• YOUR INSTRUCTIONS
Copy the records below exactly as they are written.

Collection entries:
/---

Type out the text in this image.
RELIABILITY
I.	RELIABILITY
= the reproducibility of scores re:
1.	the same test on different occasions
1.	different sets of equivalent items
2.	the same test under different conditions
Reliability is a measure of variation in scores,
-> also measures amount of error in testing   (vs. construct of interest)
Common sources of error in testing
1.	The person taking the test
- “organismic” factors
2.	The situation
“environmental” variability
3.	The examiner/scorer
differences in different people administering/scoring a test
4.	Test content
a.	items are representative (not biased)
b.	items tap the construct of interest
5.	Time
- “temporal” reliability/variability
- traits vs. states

\---

• REPLY TO THE TASK
Type out the text in this image.
RELIABILITY
I.	RELIABILITY
= the reproducibility of scores re:
1.	the same test on different occasions
1.	different sets of equivalent items
2.	the same test under different conditions
Reliability is a measure of variation in scores,
-> also measures amount of error in testing   (vs. construct of interest)
Common sources of error in testing
1.	The person taking the test
- “organismic” factors
2.	The situation
“environmental” variability
3.	The examiner/scorer
differences in different people administering/scoring a test
4.	Test content
a.	items are representative (not biased)
b.	items tap the construct of interest
5.	Time
- “temporal” reliability/variability
- traits vs. states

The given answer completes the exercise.